● Stated task
Return each line containing the string "this".

● Records to use
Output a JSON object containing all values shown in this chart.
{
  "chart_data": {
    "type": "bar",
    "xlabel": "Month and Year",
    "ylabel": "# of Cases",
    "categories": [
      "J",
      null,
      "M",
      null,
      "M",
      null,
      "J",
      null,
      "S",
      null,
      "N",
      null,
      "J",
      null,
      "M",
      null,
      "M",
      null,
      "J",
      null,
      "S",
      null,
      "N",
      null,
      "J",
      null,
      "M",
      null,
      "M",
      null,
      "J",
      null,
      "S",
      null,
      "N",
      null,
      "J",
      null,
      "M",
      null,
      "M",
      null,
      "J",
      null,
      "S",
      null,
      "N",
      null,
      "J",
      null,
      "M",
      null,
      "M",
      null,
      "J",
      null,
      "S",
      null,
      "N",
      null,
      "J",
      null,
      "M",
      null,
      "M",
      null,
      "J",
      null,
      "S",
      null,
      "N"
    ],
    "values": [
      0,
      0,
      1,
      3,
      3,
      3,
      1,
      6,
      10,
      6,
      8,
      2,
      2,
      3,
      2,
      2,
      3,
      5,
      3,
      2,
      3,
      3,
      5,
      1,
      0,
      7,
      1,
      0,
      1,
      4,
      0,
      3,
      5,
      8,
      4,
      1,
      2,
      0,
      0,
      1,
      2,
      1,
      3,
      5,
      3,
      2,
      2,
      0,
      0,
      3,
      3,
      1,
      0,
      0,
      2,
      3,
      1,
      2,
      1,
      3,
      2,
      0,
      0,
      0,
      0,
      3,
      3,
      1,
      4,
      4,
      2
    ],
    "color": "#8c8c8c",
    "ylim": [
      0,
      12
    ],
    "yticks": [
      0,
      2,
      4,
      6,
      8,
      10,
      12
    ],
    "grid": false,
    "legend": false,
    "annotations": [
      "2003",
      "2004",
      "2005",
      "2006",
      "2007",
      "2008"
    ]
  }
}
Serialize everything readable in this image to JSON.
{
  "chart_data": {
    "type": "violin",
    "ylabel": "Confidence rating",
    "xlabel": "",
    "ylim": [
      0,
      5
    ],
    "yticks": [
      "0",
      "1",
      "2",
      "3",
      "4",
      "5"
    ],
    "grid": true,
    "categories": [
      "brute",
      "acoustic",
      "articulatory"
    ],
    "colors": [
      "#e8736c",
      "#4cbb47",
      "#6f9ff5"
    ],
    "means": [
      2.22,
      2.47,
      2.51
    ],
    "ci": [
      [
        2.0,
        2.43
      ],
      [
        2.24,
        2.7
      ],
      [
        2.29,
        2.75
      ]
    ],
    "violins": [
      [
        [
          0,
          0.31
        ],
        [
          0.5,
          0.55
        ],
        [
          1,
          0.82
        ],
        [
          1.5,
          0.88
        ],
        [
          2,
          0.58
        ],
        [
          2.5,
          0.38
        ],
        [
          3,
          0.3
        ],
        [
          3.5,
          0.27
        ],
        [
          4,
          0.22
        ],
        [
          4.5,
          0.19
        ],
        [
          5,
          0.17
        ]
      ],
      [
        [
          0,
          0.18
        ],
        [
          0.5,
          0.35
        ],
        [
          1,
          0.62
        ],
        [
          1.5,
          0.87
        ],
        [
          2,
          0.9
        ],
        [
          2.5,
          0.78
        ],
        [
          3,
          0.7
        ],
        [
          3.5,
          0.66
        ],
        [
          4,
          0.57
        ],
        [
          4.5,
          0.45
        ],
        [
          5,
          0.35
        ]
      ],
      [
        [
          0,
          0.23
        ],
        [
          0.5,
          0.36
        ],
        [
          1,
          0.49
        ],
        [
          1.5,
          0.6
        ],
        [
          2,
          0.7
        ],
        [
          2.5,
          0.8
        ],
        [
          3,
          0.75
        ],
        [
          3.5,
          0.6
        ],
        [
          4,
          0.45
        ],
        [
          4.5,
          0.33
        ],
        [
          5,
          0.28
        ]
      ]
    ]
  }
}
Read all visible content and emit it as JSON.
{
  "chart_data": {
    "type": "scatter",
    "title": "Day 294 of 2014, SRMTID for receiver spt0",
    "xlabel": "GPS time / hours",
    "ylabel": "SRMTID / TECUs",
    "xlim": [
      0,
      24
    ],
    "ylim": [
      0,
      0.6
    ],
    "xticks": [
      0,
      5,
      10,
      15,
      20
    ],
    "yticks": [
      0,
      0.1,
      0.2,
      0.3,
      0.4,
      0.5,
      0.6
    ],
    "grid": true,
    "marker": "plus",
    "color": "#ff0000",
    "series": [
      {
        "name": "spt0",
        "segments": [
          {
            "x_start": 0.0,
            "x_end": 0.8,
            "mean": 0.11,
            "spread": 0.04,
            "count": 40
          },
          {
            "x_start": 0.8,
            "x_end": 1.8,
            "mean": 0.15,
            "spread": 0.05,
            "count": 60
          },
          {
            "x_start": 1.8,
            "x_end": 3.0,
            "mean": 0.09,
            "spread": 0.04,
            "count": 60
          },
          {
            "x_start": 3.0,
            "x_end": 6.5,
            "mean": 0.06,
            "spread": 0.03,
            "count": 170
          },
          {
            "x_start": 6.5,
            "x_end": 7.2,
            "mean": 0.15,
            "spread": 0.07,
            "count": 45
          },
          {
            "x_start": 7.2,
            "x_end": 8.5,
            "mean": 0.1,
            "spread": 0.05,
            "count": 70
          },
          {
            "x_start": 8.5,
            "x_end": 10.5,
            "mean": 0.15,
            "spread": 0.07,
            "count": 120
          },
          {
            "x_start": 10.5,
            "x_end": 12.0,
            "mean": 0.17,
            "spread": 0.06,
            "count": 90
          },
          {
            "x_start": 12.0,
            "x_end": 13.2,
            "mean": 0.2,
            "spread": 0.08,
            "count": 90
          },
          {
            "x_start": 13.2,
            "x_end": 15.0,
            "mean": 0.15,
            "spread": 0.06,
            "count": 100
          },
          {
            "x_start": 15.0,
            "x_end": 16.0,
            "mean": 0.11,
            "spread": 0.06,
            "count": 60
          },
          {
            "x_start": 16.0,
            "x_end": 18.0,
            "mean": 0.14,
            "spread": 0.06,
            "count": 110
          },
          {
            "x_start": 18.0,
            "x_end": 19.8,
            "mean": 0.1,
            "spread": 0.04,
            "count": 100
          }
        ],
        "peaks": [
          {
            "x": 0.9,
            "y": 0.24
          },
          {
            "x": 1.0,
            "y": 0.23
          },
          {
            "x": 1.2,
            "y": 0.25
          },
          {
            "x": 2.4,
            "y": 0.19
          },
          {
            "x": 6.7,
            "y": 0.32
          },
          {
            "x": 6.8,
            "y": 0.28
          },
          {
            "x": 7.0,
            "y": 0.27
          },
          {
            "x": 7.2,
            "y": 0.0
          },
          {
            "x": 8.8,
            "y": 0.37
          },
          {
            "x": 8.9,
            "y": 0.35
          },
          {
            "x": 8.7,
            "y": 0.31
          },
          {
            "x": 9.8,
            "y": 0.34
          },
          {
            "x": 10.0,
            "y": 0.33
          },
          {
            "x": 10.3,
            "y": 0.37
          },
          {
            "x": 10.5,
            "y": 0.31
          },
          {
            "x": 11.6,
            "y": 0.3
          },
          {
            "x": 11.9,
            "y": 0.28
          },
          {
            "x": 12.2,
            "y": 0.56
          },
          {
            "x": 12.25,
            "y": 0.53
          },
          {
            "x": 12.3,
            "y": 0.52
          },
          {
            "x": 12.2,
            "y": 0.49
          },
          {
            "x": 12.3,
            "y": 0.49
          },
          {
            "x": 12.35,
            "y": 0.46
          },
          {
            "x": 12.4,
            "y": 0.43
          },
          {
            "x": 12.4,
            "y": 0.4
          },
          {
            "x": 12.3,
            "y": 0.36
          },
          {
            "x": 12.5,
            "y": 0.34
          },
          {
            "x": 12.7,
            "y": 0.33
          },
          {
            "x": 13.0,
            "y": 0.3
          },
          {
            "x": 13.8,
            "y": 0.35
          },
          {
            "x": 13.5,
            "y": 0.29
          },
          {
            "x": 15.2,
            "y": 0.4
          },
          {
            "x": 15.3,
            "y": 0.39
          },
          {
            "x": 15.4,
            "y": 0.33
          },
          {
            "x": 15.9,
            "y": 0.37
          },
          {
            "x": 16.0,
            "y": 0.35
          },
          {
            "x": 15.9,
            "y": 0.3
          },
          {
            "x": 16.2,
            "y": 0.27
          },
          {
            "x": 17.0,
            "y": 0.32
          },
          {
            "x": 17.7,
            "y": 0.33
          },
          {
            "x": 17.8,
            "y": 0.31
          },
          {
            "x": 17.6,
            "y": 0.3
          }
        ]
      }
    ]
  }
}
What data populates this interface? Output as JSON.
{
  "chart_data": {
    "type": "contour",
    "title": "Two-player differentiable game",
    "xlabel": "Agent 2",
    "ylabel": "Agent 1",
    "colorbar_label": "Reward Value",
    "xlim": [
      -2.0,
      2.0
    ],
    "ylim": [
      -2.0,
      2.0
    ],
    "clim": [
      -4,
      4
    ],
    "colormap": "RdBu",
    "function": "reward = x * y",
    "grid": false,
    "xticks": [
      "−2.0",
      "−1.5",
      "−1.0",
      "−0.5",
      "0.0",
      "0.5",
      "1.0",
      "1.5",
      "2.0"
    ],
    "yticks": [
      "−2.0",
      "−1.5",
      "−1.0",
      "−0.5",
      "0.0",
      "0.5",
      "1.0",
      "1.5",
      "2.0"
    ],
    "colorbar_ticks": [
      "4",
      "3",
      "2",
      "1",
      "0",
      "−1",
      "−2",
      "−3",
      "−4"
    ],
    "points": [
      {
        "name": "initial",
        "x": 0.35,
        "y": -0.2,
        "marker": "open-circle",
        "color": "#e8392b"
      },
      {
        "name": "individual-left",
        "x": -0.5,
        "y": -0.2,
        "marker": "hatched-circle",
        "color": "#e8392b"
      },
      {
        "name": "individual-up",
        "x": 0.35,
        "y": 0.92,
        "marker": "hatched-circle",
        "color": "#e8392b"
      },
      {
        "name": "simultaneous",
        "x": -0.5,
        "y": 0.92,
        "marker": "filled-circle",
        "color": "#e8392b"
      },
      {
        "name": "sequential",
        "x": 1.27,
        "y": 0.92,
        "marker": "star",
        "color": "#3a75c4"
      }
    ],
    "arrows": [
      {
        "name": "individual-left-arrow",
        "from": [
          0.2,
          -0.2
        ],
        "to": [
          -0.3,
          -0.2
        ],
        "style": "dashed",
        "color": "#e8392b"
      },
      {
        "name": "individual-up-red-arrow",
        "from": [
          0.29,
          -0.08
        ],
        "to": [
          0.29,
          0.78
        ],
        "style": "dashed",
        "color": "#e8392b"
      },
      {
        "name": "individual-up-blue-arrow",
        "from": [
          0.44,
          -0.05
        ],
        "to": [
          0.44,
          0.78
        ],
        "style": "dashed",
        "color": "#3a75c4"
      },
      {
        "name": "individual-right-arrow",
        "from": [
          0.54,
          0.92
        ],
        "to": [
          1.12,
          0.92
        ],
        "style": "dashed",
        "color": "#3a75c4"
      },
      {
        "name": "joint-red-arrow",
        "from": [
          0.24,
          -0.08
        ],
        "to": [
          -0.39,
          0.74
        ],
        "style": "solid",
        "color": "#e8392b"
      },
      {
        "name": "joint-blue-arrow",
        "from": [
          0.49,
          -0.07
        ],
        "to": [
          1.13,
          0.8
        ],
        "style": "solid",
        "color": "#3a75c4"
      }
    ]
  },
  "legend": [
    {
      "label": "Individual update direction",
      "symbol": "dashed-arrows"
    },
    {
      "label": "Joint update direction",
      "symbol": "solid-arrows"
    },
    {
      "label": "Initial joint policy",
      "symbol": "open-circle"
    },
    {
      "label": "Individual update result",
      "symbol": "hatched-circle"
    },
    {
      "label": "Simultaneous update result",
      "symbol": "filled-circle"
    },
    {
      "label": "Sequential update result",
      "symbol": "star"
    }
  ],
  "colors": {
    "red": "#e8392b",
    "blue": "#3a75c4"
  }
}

● Exercise result
Output a JSON object containing all values shown in this chart.
Serialize everything readable in this image to JSON.
What data populates this interface? Output as JSON.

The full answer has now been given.